Copy all the material that follows, keeping every character the same.

◇ ◇ ◇ ◇ ◇

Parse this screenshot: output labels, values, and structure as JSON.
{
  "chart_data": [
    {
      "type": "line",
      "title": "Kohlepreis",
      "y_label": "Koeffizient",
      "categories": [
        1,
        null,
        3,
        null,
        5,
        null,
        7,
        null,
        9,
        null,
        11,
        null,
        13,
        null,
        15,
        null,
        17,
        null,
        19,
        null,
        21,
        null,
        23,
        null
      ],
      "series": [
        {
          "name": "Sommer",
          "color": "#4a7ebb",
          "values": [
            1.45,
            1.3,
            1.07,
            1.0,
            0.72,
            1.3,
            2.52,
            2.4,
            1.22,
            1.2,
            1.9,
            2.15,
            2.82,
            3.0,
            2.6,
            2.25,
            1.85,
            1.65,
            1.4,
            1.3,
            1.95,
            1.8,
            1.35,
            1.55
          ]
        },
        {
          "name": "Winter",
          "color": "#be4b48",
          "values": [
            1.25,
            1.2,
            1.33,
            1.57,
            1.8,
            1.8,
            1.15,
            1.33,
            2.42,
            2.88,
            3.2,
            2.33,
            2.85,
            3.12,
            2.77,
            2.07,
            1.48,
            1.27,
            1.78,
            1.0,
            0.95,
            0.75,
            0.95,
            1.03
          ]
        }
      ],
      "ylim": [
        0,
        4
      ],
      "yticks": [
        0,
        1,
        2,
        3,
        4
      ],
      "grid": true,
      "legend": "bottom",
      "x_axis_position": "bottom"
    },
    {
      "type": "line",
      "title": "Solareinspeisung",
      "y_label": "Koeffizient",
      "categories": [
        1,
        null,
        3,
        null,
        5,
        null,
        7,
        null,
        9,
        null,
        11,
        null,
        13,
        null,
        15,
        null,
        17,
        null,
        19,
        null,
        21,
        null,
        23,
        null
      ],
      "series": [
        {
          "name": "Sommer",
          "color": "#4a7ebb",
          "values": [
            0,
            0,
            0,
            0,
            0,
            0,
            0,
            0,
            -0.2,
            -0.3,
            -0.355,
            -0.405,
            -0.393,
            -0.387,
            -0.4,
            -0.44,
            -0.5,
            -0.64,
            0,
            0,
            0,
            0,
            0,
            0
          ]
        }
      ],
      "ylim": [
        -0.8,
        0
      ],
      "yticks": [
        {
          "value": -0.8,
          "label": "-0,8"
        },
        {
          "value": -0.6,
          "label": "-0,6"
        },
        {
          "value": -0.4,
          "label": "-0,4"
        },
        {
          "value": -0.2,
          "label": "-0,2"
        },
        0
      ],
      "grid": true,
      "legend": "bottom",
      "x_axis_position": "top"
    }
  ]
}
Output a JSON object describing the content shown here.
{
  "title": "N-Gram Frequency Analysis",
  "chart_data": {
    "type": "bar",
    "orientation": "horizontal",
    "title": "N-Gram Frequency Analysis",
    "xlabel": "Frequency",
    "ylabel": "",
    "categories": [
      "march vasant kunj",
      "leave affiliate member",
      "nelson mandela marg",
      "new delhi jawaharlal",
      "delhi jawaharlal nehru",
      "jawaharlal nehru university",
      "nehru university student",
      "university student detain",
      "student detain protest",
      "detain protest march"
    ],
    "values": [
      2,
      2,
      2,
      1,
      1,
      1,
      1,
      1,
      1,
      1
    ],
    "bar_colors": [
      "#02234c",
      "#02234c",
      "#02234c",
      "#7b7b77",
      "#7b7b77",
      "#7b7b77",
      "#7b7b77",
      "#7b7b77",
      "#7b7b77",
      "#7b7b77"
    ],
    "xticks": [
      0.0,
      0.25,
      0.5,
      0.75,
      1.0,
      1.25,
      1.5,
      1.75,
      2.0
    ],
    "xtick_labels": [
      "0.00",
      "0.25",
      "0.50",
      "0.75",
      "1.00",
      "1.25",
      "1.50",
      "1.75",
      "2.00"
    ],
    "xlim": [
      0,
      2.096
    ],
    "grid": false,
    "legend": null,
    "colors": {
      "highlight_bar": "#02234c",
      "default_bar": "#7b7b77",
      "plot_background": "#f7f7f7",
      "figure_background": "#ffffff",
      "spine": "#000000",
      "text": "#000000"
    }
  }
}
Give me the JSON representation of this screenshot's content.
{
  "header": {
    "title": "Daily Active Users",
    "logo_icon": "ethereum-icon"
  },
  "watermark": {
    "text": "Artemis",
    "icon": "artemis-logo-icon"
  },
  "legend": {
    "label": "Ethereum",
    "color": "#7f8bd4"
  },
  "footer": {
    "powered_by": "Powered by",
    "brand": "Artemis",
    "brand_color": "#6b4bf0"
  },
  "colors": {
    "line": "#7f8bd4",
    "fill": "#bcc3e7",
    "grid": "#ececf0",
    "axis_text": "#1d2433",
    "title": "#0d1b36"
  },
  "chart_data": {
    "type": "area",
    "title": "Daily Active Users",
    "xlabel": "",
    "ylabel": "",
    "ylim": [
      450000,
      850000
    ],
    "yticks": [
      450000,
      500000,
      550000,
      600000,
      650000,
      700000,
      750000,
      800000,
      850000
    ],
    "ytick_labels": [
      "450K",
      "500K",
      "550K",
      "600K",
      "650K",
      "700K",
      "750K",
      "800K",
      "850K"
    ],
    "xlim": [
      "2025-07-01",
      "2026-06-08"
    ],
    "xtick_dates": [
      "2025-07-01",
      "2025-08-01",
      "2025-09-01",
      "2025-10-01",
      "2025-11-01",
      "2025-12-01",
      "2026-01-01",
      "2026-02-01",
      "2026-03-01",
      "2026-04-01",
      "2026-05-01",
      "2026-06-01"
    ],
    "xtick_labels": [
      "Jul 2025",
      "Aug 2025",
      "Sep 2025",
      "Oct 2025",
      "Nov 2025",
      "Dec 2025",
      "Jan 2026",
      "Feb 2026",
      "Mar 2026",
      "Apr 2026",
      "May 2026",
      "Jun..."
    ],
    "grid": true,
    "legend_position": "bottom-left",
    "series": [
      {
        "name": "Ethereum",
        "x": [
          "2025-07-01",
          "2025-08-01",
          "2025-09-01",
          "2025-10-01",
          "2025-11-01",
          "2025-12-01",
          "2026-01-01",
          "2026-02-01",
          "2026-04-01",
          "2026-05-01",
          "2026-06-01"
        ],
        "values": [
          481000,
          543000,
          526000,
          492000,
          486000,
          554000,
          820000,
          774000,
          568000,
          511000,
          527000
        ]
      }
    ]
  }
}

◇ ◇ ◇ ◇ ◇

• _Result_:
Parse this screenshot: output labels, values, and structure as JSON.
{
  "chart_data": [
    {
      "type": "line",
      "title": "Kohlepreis",
      "y_label": "Koeffizient",
      "categories": [
        1,
        null,
        3,
        null,
        5,
        null,
        7,
        null,
        9,
        null,
        11,
        null,
        13,
        null,
        15,
        null,
        17,
        null,
        19,
        null,
        21,
        null,
        23,
        null
      ],
      "series": [
        {
          "name": "Sommer",
          "color": "#4a7ebb",
          "values": [
            1.45,
            1.3,
            1.07,
            1.0,
            0.72,
            1.3,
            2.52,
            2.4,
            1.22,
            1.2,
            1.9,
            2.15,
            2.82,
            3.0,
            2.6,
            2.25,
            1.85,
            1.65,
            1.4,
            1.3,
            1.95,
            1.8,
            1.35,
            1.55
          ]
        },
        {
          "name": "Winter",
          "color": "#be4b48",
          "values": [
            1.25,
            1.2,
            1.33,
            1.57,
            1.8,
            1.8,
            1.15,
            1.33,
            2.42,
            2.88,
            3.2,
            2.33,
            2.85,
            3.12,
            2.77,
            2.07,
            1.48,
            1.27,
            1.78,
            1.0,
            0.95,
            0.75,
            0.95,
            1.03
          ]
        }
      ],
      "ylim": [
        0,
        4
      ],
      "yticks": [
        0,
        1,
        2,
        3,
        4
      ],
      "grid": true,
      "legend": "bottom",
      "x_axis_position": "bottom"
    },
    {
      "type": "line",
      "title": "Solareinspeisung",
      "y_label": "Koeffizient",
      "categories": [
        1,
        null,
        3,
        null,
        5,
        null,
        7,
        null,
        9,
        null,
        11,
        null,
        13,
        null,
        15,
        null,
        17,
        null,
        19,
        null,
        21,
        null,
        23,
        null
      ],
      "series": [
        {
          "name": "Sommer",
          "color": "#4a7ebb",
          "values": [
            0,
            0,
            0,
            0,
            0,
            0,
            0,
            0,
            -0.2,
            -0.3,
            -0.355,
            -0.405,
            -0.393,
            -0.387,
            -0.4,
            -0.44,
            -0.5,
            -0.64,
            0,
            0,
            0,
            0,
            0,
            0
          ]
        }
      ],
      "ylim": [
        -0.8,
        0
      ],
      "yticks": [
        {
          "value": -0.8,
          "label": "-0,8"
        },
        {
          "value": -0.6,
          "label": "-0,6"
        },
        {
          "value": -0.4,
          "label": "-0,4"
        },
        {
          "value": -0.2,
          "label": "-0,2"
        },
        0
      ],
      "grid": true,
      "legend": "bottom",
      "x_axis_position": "top"
    }
  ]
}
Output a JSON object describing the content shown here.
{
  "title": "N-Gram Frequency Analysis",
  "chart_data": {
    "type": "bar",
    "orientation": "horizontal",
    "title": "N-Gram Frequency Analysis",
    "xlabel": "Frequency",
    "ylabel": "",
    "categories": [
      "march vasant kunj",
      "leave affiliate member",
      "nelson mandela marg",
      "new delhi jawaharlal",
      "delhi jawaharlal nehru",
      "jawaharlal nehru university",
      "nehru university student",
      "university student detain",
      "student detain protest",
      "detain protest march"
    ],
    "values": [
      2,
      2,
      2,
      1,
      1,
      1,
      1,
      1,
      1,
      1
    ],
    "bar_colors": [
      "#02234c",
      "#02234c",
      "#02234c",
      "#7b7b77",
      "#7b7b77",
      "#7b7b77",
      "#7b7b77",
      "#7b7b77",
      "#7b7b77",
      "#7b7b77"
    ],
    "xticks": [
      0.0,
      0.25,
      0.5,
      0.75,
      1.0,
      1.25,
      1.5,
      1.75,
      2.0
    ],
    "xtick_labels": [
      "0.00",
      "0.25",
      "0.50",
      "0.75",
      "1.00",
      "1.25",
      "1.50",
      "1.75",
      "2.00"
    ],
    "xlim": [
      0,
      2.096
    ],
    "grid": false,
    "legend": null,
    "colors": {
      "highlight_bar": "#02234c",
      "default_bar": "#7b7b77",
      "plot_background": "#f7f7f7",
      "figure_background": "#ffffff",
      "spine": "#000000",
      "text": "#000000"
    }
  }
}
Give me the JSON representation of this screenshot's content.
{
  "header": {
    "title": "Daily Active Users",
    "logo_icon": "ethereum-icon"
  },
  "watermark": {
    "text": "Artemis",
    "icon": "artemis-logo-icon"
  },
  "legend": {
    "label": "Ethereum",
    "color": "#7f8bd4"
  },
  "footer": {
    "powered_by": "Powered by",
    "brand": "Artemis",
    "brand_color": "#6b4bf0"
  },
  "colors": {
    "line": "#7f8bd4",
    "fill": "#bcc3e7",
    "grid": "#ececf0",
    "axis_text": "#1d2433",
    "title": "#0d1b36"
  },
  "chart_data": {
    "type": "area",
    "title": "Daily Active Users",
    "xlabel": "",
    "ylabel": "",
    "ylim": [
      450000,
      850000
    ],
    "yticks": [
      450000,
      500000,
      550000,
      600000,
      650000,
      700000,
      750000,
      800000,
      850000
    ],
    "ytick_labels": [
      "450K",
      "500K",
      "550K",
      "600K",
      "650K",
      "700K",
      "750K",
      "800K",
      "850K"
    ],
    "xlim": [
      "2025-07-01",
      "2026-06-08"
    ],
    "xtick_dates": [
      "2025-07-01",
      "2025-08-01",
      "2025-09-01",
      "2025-10-01",
      "2025-11-01",
      "2025-12-01",
      "2026-01-01",
      "2026-02-01",
      "2026-03-01",
      "2026-04-01",
      "2026-05-01",
      "2026-06-01"
    ],
    "xtick_labels": [
      "Jul 2025",
      "Aug 2025",
      "Sep 2025",
      "Oct 2025",
      "Nov 2025",
      "Dec 2025",
      "Jan 2026",
      "Feb 2026",
      "Mar 2026",
      "Apr 2026",
      "May 2026",
      "Jun..."
    ],
    "grid": true,
    "legend_position": "bottom-left",
    "series": [
      {
        "name": "Ethereum",
        "x": [
          "2025-07-01",
          "2025-08-01",
          "2025-09-01",
          "2025-10-01",
          "2025-11-01",
          "2025-12-01",
          "2026-01-01",
          "2026-02-01",
          "2026-04-01",
          "2026-05-01",
          "2026-06-01"
        ],
        "values": [
          481000,
          543000,
          526000,
          492000,
          486000,
          554000,
          820000,
          774000,
          568000,
          511000,
          527000
        ]
      }
    ]
  }
}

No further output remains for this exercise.